> Task description:
Which lines include the word "Demand"? Copy each of them.

Collected data entries

>> BEGIN

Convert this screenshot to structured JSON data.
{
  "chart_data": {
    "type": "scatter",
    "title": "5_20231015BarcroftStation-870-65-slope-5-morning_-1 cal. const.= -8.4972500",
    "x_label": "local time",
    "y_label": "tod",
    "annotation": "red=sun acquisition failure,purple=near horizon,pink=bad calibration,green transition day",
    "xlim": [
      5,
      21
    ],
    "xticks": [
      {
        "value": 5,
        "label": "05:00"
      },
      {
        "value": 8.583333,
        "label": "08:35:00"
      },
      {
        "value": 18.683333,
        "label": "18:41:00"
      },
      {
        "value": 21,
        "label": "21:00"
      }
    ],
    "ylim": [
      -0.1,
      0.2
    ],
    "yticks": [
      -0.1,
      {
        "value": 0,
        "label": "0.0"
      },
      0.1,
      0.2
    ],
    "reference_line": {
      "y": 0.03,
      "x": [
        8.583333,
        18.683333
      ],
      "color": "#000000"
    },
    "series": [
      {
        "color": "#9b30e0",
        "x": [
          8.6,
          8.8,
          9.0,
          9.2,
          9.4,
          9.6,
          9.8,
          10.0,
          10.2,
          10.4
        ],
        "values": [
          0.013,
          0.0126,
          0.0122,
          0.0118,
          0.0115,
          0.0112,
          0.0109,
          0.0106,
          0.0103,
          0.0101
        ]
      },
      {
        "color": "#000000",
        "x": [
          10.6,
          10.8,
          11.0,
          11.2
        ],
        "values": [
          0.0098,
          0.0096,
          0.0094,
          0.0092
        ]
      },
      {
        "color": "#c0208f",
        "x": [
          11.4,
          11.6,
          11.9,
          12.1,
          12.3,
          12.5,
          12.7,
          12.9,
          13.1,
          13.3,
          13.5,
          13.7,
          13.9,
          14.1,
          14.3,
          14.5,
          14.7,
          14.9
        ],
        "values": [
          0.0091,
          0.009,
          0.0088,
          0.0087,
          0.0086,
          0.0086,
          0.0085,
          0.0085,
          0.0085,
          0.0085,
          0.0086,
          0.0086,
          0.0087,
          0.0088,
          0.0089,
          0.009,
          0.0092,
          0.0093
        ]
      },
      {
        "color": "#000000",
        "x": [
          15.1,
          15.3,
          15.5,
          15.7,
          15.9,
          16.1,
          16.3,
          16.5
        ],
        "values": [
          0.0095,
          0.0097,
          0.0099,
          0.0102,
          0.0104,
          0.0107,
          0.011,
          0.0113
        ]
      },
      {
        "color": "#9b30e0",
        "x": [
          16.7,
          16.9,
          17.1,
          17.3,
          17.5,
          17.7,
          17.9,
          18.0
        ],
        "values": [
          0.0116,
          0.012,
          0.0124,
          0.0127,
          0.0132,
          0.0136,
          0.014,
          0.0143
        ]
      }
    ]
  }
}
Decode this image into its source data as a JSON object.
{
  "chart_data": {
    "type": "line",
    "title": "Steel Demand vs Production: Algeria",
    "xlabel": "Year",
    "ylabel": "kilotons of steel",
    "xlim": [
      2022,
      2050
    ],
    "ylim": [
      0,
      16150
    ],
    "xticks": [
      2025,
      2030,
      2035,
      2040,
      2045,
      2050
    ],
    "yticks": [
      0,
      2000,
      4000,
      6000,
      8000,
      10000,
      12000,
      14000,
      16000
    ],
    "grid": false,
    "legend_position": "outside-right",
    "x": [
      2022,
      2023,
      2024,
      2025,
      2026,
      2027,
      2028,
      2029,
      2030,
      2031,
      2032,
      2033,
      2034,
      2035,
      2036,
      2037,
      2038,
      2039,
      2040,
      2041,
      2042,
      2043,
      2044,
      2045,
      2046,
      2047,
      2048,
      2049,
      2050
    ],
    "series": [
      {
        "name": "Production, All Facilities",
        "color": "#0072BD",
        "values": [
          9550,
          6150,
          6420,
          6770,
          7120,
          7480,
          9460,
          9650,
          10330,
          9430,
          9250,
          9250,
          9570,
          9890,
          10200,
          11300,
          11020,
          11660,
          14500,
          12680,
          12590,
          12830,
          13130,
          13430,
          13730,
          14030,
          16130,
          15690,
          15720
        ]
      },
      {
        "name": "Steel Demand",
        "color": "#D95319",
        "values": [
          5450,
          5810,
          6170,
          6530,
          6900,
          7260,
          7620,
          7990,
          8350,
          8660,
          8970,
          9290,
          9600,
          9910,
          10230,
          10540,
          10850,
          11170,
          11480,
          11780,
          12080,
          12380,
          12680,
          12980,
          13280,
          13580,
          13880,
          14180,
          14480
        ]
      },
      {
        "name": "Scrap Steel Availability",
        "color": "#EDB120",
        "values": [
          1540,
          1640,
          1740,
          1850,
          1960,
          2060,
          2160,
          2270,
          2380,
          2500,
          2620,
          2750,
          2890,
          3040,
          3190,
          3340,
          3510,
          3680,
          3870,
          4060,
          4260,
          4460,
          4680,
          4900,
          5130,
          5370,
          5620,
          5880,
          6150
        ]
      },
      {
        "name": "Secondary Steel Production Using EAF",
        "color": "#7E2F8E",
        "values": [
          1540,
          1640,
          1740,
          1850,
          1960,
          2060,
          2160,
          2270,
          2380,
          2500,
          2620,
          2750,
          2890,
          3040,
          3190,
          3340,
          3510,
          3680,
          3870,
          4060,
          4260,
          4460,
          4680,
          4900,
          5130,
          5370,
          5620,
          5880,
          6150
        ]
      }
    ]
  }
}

>> END

> Output of the exercise:
    "title": "Steel Demand vs Production: Algeria",
        "name": "Steel Demand",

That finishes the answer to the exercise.